### Stored items from a collection
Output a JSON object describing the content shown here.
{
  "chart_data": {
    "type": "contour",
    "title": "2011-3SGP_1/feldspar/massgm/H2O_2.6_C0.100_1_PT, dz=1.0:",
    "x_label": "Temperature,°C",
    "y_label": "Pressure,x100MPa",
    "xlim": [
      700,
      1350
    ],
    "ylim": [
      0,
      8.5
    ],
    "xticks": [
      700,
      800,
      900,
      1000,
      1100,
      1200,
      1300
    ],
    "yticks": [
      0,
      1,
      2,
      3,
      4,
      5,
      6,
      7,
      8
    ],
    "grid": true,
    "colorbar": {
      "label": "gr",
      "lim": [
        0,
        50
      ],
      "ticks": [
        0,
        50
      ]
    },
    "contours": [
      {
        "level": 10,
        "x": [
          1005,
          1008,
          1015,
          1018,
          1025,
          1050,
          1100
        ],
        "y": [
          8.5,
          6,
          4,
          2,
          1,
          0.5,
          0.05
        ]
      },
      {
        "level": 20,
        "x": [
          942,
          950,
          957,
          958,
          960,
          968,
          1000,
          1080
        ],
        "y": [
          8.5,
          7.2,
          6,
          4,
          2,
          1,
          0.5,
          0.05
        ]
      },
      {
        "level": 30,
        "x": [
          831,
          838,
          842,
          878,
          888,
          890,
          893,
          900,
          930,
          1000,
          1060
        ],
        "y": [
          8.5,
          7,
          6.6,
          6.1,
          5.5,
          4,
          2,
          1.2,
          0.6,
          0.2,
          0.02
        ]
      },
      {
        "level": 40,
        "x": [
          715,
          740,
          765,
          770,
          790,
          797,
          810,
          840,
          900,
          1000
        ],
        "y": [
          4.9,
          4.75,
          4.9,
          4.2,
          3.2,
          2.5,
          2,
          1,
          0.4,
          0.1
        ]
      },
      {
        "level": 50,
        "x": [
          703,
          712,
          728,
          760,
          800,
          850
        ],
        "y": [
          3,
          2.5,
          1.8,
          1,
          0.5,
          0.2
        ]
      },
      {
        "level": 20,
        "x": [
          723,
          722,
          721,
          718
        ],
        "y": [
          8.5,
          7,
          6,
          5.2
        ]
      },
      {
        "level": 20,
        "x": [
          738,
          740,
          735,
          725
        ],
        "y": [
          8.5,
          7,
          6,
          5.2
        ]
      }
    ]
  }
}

==

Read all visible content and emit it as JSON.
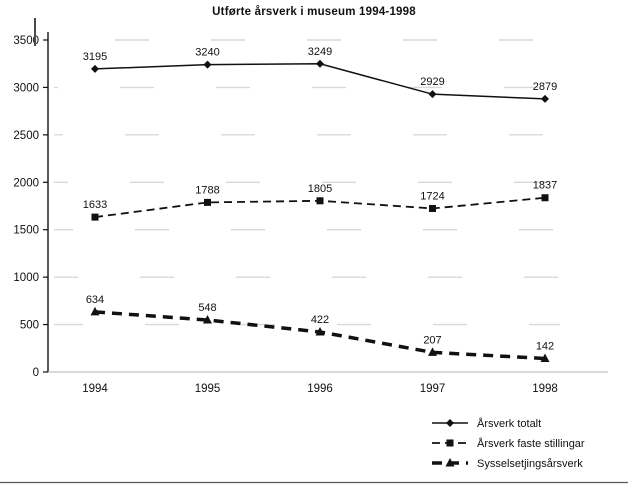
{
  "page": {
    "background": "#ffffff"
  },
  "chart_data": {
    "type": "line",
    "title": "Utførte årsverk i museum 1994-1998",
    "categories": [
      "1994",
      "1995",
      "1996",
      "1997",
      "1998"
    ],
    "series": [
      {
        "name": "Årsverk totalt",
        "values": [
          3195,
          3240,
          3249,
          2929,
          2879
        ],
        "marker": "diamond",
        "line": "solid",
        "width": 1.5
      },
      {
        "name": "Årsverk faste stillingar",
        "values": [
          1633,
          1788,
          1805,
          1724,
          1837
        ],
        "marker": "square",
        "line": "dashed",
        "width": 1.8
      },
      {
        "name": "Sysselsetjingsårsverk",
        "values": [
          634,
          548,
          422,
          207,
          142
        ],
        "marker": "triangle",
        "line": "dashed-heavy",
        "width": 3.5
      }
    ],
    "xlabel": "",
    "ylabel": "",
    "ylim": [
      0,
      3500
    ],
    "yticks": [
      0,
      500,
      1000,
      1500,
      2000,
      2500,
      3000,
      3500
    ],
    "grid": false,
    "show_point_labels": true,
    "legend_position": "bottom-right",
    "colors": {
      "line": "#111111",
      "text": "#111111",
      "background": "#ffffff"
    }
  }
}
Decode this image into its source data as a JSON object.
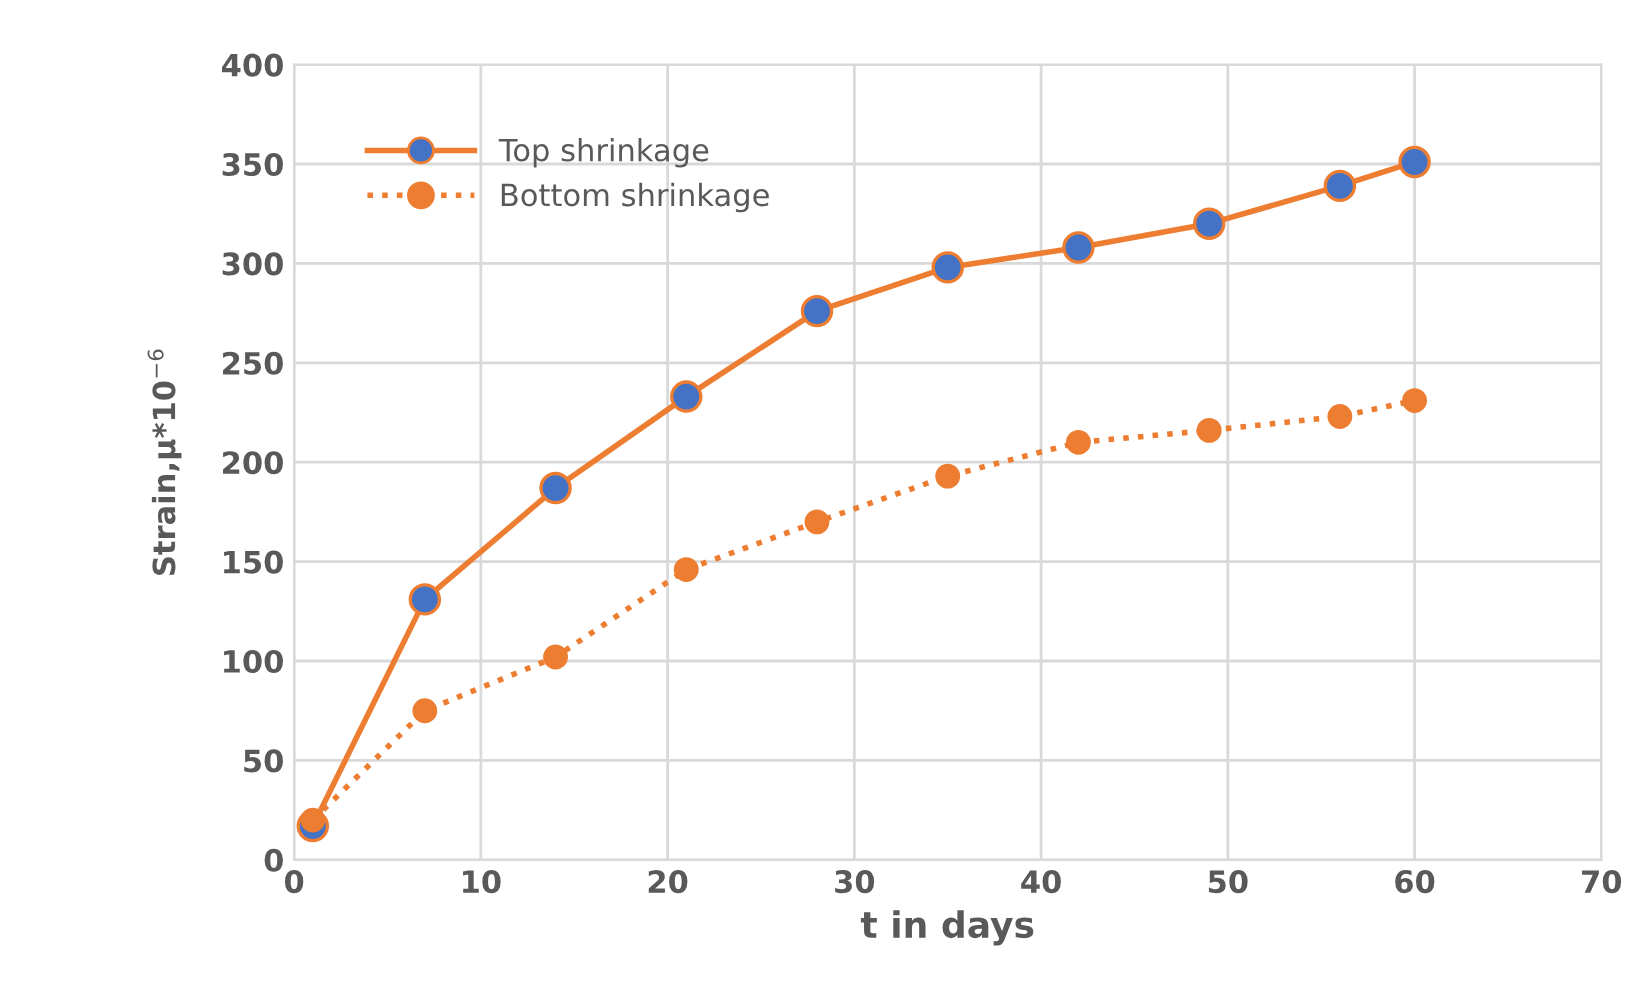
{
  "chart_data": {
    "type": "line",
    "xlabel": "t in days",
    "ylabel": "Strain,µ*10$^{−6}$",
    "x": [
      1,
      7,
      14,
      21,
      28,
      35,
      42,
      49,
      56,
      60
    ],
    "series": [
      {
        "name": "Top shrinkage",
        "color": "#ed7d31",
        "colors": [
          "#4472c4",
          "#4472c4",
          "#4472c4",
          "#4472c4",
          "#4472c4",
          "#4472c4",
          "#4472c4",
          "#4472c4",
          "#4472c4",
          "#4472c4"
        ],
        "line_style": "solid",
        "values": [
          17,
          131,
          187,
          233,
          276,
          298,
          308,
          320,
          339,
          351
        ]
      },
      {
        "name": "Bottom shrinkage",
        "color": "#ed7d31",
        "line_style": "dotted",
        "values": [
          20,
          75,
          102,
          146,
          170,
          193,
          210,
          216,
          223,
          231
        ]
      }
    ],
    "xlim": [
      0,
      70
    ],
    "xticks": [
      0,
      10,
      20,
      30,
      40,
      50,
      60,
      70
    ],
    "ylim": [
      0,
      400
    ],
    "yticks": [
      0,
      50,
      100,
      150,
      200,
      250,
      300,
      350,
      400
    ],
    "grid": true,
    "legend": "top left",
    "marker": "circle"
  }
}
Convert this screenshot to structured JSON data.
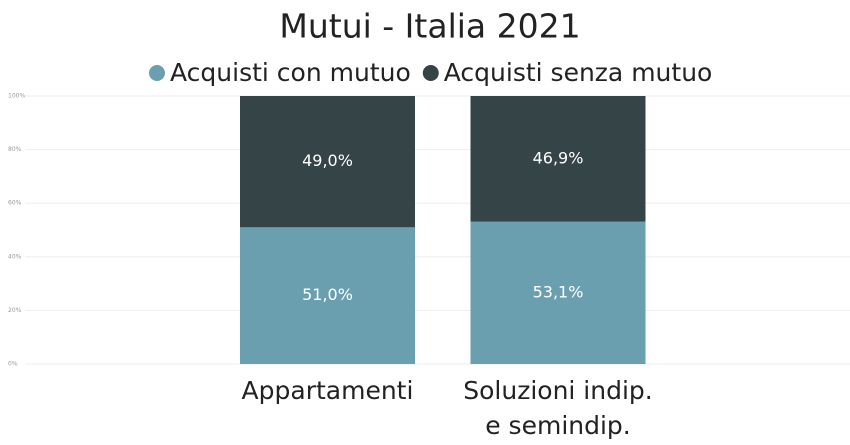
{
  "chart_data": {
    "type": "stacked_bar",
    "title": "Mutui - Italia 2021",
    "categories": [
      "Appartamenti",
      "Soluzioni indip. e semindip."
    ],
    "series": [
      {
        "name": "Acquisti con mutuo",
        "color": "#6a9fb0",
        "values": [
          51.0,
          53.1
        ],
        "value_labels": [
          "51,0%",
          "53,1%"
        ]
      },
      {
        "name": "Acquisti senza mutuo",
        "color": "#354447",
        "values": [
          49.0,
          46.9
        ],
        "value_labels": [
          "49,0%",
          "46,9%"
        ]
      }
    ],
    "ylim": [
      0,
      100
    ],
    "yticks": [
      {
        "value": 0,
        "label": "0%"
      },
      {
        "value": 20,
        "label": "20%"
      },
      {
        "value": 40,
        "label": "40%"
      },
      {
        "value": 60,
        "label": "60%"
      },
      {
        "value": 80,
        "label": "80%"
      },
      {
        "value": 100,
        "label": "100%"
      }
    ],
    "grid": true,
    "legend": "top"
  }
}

### EXERCISE BRIEF
Go through the records above, find every line with the word "type", and list those lines.

### SOLUTION FOR THIS PROBLEM
    "type": "contour",
    "type": "line",
    "type": "line",
    "type": "stacked_bar",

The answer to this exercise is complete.